▶ BRIEF:
Restate the whole listing word for word. Pictures are left out.

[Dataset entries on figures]
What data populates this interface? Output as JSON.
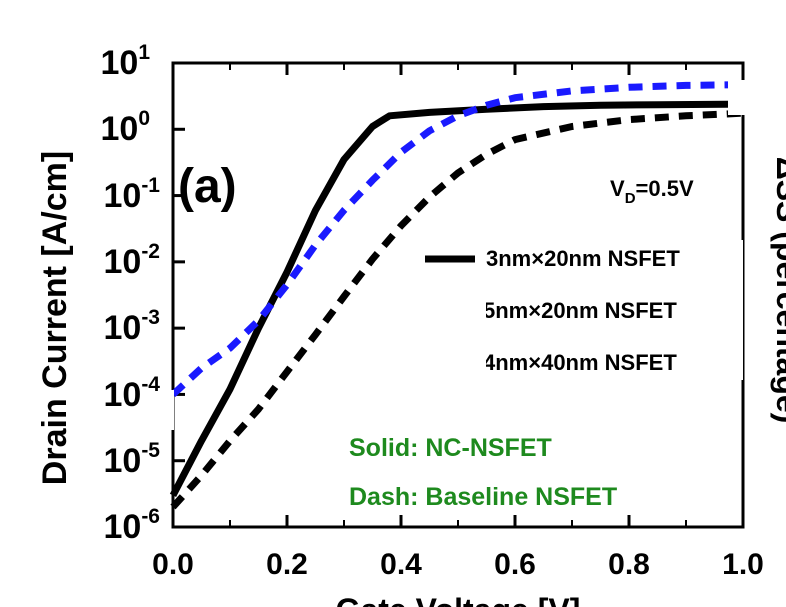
{
  "chart_data": {
    "type": "line",
    "panel_label": "(a)",
    "xlabel": "Gate Voltage [V]",
    "ylabel": "Drain Current [A/cm]",
    "ylabel_right": "ΔSS (percentage)",
    "y_scale": "log",
    "xlim": [
      0.0,
      1.0
    ],
    "ylim": [
      1e-06,
      10
    ],
    "x_ticks": [
      "0.0",
      "0.2",
      "0.4",
      "0.6",
      "0.8",
      "1.0"
    ],
    "y_ticks": [
      {
        "base": "10",
        "exp": "1"
      },
      {
        "base": "10",
        "exp": "0"
      },
      {
        "base": "10",
        "exp": "-1"
      },
      {
        "base": "10",
        "exp": "-2"
      },
      {
        "base": "10",
        "exp": "-3"
      },
      {
        "base": "10",
        "exp": "-4"
      },
      {
        "base": "10",
        "exp": "-5"
      },
      {
        "base": "10",
        "exp": "-6"
      }
    ],
    "condition": {
      "main": "V",
      "sub": "D",
      "rest": "=0.5V"
    },
    "legend": [
      {
        "label": "3nm×20nm NSFET",
        "color": "#000000",
        "style": "solid"
      },
      {
        "label": "5nm×20nm NSFET",
        "color": "#000000",
        "style": "none"
      },
      {
        "label": "4nm×40nm NSFET",
        "color": "#000000",
        "style": "none"
      }
    ],
    "notes": [
      {
        "text": "Solid:  NC-NSFET",
        "color": "#1e8a1e"
      },
      {
        "text": "Dash:  Baseline NSFET",
        "color": "#1e8a1e"
      }
    ],
    "series": [
      {
        "style": "solid",
        "color": "#000000",
        "x": [
          0.0,
          0.05,
          0.1,
          0.15,
          0.2,
          0.25,
          0.3,
          0.35,
          0.38,
          0.45,
          0.55,
          0.65,
          0.75,
          0.85,
          1.0
        ],
        "y": [
          3e-06,
          2e-05,
          0.00012,
          0.001,
          0.007,
          0.06,
          0.35,
          1.1,
          1.6,
          1.8,
          2.0,
          2.2,
          2.3,
          2.35,
          2.4
        ]
      },
      {
        "style": "dash",
        "color": "#1a1aff",
        "x": [
          0.0,
          0.05,
          0.1,
          0.15,
          0.2,
          0.25,
          0.3,
          0.35,
          0.4,
          0.45,
          0.5,
          0.55,
          0.6,
          0.7,
          0.8,
          0.9,
          1.0
        ],
        "y": [
          0.0001,
          0.00025,
          0.0005,
          0.0013,
          0.0045,
          0.018,
          0.06,
          0.17,
          0.45,
          0.95,
          1.6,
          2.3,
          3.0,
          3.8,
          4.3,
          4.6,
          4.7
        ]
      },
      {
        "style": "dash",
        "color": "#000000",
        "x": [
          0.0,
          0.05,
          0.1,
          0.15,
          0.2,
          0.25,
          0.3,
          0.35,
          0.4,
          0.45,
          0.5,
          0.55,
          0.6,
          0.7,
          0.8,
          0.9,
          1.0
        ],
        "y": [
          2e-06,
          6e-06,
          2e-05,
          6e-05,
          0.00022,
          0.0008,
          0.003,
          0.011,
          0.035,
          0.095,
          0.22,
          0.42,
          0.7,
          1.1,
          1.4,
          1.6,
          1.75
        ]
      }
    ]
  }
}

▶ RESULT OF THIS TASK:
What data populates this interface? Output as JSON.
{
  "chart_data": {
    "type": "line",
    "panel_label": "(a)",
    "xlabel": "Gate Voltage [V]",
    "ylabel": "Drain Current [A/cm]",
    "ylabel_right": "ΔSS (percentage)",
    "y_scale": "log",
    "xlim": [
      0.0,
      1.0
    ],
    "ylim": [
      1e-06,
      10
    ],
    "x_ticks": [
      "0.0",
      "0.2",
      "0.4",
      "0.6",
      "0.8",
      "1.0"
    ],
    "y_ticks": [
      {
        "base": "10",
        "exp": "1"
      },
      {
        "base": "10",
        "exp": "0"
      },
      {
        "base": "10",
        "exp": "-1"
      },
      {
        "base": "10",
        "exp": "-2"
      },
      {
        "base": "10",
        "exp": "-3"
      },
      {
        "base": "10",
        "exp": "-4"
      },
      {
        "base": "10",
        "exp": "-5"
      },
      {
        "base": "10",
        "exp": "-6"
      }
    ],
    "condition": {
      "main": "V",
      "sub": "D",
      "rest": "=0.5V"
    },
    "legend": [
      {
        "label": "3nm×20nm NSFET",
        "color": "#000000",
        "style": "solid"
      },
      {
        "label": "5nm×20nm NSFET",
        "color": "#000000",
        "style": "none"
      },
      {
        "label": "4nm×40nm NSFET",
        "color": "#000000",
        "style": "none"
      }
    ],
    "notes": [
      {
        "text": "Solid:  NC-NSFET",
        "color": "#1e8a1e"
      },
      {
        "text": "Dash:  Baseline NSFET",
        "color": "#1e8a1e"
      }
    ],
    "series": [
      {
        "style": "solid",
        "color": "#000000",
        "x": [
          0.0,
          0.05,
          0.1,
          0.15,
          0.2,
          0.25,
          0.3,
          0.35,
          0.38,
          0.45,
          0.55,
          0.65,
          0.75,
          0.85,
          1.0
        ],
        "y": [
          3e-06,
          2e-05,
          0.00012,
          0.001,
          0.007,
          0.06,
          0.35,
          1.1,
          1.6,
          1.8,
          2.0,
          2.2,
          2.3,
          2.35,
          2.4
        ]
      },
      {
        "style": "dash",
        "color": "#1a1aff",
        "x": [
          0.0,
          0.05,
          0.1,
          0.15,
          0.2,
          0.25,
          0.3,
          0.35,
          0.4,
          0.45,
          0.5,
          0.55,
          0.6,
          0.7,
          0.8,
          0.9,
          1.0
        ],
        "y": [
          0.0001,
          0.00025,
          0.0005,
          0.0013,
          0.0045,
          0.018,
          0.06,
          0.17,
          0.45,
          0.95,
          1.6,
          2.3,
          3.0,
          3.8,
          4.3,
          4.6,
          4.7
        ]
      },
      {
        "style": "dash",
        "color": "#000000",
        "x": [
          0.0,
          0.05,
          0.1,
          0.15,
          0.2,
          0.25,
          0.3,
          0.35,
          0.4,
          0.45,
          0.5,
          0.55,
          0.6,
          0.7,
          0.8,
          0.9,
          1.0
        ],
        "y": [
          2e-06,
          6e-06,
          2e-05,
          6e-05,
          0.00022,
          0.0008,
          0.003,
          0.011,
          0.035,
          0.095,
          0.22,
          0.42,
          0.7,
          1.1,
          1.4,
          1.6,
          1.75
        ]
      }
    ]
  }
}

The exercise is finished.